Extracted entries ::
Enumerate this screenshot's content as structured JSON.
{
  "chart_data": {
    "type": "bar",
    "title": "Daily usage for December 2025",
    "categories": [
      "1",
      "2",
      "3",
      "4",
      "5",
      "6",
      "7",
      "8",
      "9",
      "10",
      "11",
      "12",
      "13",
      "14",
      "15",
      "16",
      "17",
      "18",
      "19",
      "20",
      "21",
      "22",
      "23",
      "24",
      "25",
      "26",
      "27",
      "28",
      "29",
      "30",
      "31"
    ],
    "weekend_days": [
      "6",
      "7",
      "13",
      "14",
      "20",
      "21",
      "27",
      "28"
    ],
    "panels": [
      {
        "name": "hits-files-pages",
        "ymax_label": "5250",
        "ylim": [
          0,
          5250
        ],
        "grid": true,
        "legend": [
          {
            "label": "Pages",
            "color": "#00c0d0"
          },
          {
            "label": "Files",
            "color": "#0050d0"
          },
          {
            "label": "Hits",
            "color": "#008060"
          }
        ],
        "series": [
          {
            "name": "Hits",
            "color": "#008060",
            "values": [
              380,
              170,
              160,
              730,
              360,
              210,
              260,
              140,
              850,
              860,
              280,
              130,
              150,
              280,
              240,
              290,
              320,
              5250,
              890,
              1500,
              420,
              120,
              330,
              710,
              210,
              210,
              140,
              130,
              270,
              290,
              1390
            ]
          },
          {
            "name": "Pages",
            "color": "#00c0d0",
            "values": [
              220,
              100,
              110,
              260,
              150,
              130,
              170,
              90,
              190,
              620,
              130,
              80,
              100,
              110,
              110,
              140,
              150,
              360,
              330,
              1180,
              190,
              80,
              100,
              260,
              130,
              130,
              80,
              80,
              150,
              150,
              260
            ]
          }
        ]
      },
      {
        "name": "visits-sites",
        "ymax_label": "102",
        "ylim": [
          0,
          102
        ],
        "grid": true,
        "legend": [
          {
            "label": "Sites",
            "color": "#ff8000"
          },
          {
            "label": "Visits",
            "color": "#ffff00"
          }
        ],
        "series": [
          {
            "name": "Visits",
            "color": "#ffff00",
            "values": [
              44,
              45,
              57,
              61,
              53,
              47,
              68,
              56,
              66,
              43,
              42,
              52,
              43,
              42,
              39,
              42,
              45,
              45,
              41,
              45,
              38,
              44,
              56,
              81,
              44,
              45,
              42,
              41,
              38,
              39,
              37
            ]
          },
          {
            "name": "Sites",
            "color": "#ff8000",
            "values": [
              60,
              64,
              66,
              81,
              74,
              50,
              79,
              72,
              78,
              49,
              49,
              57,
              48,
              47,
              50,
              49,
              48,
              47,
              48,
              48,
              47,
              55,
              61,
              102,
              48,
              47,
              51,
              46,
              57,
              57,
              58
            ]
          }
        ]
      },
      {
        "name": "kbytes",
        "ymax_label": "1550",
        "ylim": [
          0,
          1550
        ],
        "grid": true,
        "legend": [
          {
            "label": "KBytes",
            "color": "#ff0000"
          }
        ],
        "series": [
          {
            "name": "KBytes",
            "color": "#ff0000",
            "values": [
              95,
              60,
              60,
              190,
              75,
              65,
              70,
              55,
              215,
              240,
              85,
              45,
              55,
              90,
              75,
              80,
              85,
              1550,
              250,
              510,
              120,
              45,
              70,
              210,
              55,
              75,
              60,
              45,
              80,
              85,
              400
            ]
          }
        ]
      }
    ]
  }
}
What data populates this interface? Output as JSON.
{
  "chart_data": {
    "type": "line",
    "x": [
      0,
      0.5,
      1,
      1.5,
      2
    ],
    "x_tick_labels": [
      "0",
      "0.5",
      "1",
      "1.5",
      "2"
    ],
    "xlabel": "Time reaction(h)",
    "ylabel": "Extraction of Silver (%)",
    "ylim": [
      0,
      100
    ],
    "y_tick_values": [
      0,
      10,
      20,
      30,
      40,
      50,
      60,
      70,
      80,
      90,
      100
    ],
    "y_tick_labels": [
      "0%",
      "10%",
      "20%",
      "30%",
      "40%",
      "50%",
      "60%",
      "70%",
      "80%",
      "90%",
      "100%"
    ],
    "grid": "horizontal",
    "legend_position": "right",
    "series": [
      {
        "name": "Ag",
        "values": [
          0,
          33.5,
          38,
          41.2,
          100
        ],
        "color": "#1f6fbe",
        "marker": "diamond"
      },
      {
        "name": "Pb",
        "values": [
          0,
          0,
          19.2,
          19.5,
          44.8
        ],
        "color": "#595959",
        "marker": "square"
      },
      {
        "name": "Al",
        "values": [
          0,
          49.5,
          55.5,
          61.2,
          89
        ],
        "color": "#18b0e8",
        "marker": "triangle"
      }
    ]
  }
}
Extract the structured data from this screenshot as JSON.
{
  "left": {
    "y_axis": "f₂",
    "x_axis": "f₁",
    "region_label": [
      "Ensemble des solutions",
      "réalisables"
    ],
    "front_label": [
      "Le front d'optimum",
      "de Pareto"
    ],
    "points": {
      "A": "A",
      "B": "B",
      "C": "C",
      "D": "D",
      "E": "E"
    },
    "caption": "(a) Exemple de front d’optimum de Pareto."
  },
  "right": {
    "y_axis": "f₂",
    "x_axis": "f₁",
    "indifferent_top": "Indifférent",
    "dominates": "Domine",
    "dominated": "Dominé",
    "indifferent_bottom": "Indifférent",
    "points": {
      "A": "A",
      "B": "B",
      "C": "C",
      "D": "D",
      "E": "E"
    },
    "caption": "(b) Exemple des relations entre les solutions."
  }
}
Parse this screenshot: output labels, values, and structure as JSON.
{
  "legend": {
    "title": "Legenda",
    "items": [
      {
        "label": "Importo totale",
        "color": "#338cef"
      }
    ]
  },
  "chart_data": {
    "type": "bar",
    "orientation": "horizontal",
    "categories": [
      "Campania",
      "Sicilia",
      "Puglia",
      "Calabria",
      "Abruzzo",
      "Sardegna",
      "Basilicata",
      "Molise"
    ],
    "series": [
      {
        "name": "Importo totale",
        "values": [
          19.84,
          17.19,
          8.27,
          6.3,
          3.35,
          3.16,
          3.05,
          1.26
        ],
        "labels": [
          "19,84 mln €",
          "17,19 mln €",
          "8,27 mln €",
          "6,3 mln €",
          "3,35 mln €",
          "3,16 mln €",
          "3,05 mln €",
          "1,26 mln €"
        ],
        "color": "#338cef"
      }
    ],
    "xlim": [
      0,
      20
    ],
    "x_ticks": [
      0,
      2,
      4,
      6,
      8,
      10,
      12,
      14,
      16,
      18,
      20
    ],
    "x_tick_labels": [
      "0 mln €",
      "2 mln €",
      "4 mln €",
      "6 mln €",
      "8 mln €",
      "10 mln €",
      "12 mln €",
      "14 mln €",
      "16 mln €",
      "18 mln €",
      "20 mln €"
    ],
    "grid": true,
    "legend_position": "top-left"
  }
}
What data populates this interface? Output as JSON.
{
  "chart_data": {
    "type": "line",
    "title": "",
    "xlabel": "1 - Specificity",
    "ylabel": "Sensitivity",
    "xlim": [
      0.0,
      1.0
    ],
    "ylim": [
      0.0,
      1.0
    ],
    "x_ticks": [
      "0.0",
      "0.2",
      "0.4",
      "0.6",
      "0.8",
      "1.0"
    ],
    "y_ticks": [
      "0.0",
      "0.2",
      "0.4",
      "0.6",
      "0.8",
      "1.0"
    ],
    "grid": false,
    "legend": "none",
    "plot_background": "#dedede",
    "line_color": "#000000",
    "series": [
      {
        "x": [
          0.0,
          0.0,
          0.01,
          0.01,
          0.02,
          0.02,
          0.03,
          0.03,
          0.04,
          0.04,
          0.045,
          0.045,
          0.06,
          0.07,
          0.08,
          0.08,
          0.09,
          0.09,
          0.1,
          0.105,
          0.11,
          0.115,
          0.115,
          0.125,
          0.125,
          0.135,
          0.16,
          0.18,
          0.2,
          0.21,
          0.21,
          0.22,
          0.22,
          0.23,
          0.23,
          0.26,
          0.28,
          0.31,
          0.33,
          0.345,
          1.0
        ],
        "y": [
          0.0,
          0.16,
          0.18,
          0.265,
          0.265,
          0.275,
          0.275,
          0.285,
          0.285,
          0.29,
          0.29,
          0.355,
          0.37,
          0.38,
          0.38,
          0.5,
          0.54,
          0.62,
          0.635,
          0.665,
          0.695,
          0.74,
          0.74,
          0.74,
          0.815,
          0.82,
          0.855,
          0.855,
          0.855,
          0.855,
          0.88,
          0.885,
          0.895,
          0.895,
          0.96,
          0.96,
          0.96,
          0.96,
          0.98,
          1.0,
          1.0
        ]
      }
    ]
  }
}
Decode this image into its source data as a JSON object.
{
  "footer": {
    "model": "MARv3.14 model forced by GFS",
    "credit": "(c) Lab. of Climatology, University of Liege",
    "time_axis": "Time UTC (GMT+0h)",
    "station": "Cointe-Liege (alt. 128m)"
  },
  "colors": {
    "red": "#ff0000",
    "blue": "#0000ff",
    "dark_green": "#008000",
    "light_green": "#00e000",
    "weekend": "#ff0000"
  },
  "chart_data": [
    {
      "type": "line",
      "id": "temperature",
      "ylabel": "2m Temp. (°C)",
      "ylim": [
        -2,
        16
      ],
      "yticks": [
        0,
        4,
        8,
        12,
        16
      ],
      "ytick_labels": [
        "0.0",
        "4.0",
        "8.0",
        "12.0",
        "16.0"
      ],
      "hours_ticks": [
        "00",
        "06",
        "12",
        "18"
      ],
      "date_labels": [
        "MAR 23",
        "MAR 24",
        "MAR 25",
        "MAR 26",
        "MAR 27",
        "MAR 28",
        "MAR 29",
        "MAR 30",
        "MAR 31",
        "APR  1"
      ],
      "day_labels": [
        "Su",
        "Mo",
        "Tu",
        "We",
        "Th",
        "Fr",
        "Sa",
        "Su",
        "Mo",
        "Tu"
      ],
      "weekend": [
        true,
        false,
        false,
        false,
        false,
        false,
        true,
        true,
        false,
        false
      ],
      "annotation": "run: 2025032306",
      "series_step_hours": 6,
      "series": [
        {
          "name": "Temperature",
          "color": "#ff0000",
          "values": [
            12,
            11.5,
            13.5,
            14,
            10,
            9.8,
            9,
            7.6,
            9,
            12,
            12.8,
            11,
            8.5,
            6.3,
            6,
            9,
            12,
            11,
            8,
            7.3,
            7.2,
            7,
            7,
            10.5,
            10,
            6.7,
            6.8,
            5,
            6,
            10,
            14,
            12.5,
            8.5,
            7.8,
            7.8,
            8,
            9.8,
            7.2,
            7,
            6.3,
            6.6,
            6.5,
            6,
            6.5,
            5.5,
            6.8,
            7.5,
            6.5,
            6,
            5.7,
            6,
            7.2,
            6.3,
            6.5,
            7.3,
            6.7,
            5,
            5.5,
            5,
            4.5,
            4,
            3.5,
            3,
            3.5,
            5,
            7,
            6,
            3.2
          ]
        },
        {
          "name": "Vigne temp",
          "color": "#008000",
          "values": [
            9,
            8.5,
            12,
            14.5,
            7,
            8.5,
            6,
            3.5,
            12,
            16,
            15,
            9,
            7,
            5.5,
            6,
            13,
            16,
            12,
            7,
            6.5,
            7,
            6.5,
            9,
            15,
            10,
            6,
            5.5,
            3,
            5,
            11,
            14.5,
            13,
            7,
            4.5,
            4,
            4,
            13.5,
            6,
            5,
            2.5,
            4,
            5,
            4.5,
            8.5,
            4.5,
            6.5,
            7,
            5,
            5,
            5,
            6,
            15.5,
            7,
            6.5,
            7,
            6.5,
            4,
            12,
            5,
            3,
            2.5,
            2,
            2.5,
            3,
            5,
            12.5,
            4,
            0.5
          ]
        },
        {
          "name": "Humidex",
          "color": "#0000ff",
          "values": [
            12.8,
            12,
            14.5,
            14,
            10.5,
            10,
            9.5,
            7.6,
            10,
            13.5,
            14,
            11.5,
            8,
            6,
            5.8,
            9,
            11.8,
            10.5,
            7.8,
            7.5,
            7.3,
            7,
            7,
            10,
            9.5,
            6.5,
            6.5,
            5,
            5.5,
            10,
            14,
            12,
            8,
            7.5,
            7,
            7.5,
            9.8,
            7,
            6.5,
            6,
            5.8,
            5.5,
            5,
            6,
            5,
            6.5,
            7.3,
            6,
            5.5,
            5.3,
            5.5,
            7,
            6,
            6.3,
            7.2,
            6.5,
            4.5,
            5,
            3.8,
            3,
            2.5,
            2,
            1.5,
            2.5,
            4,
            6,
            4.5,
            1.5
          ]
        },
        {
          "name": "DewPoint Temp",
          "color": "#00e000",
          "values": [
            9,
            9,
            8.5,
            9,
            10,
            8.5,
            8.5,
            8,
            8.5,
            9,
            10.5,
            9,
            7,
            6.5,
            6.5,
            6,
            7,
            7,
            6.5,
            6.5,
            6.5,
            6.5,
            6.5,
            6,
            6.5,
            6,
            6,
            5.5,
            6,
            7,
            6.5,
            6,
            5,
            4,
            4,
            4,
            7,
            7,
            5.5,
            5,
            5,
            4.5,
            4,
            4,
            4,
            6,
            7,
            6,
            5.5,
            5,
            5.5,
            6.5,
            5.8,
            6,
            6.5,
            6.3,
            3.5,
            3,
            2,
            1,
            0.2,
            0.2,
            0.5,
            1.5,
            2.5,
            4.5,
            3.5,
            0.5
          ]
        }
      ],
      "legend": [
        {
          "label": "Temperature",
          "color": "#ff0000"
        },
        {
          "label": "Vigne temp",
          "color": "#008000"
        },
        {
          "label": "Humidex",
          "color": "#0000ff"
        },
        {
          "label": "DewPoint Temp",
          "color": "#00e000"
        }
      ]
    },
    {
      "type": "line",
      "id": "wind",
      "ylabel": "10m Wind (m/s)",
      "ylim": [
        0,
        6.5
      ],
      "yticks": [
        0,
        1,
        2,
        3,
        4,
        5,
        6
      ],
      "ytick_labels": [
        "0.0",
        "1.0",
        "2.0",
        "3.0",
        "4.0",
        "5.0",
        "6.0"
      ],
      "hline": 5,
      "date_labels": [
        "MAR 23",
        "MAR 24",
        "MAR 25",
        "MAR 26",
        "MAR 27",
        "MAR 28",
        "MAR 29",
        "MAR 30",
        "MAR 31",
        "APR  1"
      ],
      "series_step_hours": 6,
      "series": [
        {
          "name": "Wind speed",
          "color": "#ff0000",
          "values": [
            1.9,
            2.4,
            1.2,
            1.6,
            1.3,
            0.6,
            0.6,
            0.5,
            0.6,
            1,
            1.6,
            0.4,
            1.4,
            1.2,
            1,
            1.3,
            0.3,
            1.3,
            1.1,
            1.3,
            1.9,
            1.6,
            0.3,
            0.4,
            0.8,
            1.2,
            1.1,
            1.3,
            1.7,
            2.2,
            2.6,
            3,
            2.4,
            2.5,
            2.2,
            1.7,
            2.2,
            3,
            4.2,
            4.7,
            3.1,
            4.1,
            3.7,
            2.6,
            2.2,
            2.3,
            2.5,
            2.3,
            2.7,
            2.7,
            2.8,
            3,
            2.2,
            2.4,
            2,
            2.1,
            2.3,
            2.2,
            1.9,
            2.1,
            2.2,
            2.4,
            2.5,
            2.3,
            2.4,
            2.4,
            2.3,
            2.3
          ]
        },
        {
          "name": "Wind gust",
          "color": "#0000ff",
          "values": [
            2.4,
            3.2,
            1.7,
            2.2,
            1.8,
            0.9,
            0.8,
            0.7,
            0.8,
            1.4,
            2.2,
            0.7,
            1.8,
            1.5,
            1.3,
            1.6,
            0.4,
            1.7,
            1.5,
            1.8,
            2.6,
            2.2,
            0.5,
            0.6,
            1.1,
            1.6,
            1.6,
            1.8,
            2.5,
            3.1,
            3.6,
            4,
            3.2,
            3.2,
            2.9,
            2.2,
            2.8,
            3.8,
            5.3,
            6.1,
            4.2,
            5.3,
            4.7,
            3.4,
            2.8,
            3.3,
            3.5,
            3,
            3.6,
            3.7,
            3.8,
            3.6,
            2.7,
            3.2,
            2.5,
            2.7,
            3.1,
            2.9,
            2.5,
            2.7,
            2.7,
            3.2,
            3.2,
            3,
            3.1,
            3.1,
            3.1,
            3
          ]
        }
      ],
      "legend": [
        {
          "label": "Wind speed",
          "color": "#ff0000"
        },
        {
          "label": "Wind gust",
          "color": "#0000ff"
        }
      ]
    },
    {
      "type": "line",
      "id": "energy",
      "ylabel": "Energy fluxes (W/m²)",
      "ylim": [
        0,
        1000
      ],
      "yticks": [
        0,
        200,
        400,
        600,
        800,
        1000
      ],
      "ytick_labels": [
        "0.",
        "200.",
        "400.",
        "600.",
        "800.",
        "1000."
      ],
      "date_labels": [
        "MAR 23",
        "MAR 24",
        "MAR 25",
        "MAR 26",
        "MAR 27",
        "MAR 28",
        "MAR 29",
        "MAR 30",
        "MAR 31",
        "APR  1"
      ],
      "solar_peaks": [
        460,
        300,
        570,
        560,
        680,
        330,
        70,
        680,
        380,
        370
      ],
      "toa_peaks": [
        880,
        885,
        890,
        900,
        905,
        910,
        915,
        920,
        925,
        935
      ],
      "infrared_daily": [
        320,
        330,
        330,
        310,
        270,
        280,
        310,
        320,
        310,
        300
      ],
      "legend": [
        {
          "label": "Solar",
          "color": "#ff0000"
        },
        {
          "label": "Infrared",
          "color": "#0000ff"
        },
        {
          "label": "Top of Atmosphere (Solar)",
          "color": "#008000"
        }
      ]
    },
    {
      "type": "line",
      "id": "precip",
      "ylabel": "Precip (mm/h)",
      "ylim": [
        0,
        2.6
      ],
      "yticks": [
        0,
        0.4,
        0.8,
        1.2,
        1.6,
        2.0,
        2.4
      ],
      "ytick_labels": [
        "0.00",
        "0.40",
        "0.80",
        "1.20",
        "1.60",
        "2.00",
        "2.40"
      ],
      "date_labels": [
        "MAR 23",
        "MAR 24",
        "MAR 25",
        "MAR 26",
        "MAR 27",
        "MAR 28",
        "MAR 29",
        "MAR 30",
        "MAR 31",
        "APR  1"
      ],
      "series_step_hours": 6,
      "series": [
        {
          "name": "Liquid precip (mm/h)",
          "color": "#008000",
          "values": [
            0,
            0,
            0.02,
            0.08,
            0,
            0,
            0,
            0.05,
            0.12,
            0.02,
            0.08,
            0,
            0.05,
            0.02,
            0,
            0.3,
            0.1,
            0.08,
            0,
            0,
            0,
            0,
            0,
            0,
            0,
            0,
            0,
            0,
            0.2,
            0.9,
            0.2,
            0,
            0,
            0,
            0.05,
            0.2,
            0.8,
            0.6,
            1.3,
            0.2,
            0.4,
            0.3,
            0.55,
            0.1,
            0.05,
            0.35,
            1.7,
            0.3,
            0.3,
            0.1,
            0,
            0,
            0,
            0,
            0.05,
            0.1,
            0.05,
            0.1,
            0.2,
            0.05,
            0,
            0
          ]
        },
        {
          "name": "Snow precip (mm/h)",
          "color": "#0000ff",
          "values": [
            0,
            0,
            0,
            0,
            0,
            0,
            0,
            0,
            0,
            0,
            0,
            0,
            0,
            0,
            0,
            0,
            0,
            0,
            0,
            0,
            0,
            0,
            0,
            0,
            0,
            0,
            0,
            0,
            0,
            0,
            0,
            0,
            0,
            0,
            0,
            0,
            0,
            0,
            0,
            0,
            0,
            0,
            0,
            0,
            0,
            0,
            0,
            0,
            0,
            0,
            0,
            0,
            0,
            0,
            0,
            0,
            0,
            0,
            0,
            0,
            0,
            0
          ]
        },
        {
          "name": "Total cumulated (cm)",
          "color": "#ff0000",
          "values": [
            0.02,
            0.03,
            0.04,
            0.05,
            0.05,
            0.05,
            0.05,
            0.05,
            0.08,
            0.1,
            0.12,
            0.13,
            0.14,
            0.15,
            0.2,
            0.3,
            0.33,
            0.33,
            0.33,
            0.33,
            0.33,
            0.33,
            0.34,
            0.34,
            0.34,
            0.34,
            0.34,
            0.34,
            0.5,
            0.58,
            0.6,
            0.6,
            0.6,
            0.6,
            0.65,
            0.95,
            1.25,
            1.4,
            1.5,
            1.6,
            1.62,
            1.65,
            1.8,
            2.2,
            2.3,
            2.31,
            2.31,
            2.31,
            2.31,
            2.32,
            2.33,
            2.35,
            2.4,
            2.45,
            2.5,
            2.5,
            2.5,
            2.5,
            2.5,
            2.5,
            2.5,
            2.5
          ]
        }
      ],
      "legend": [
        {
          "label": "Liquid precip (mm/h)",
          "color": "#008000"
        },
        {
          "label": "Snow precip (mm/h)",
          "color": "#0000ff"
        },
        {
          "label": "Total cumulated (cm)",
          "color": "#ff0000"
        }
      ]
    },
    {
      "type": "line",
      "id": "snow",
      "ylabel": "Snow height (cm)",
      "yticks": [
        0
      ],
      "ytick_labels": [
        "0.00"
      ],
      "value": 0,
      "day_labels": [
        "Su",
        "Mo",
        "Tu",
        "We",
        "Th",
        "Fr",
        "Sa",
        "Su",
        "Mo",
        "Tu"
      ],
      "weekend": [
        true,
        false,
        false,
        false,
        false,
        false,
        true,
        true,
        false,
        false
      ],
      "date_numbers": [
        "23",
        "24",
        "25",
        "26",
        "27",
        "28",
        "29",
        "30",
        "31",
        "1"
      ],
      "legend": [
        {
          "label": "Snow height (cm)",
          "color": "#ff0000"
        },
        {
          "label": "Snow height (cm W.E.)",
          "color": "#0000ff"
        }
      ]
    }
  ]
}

What is expected :: Copy every line in the listing above where the string "xlabel" turns up.

Solution ::
    "xlabel": "Time reaction(h)",
    "xlabel": "1 - Specificity",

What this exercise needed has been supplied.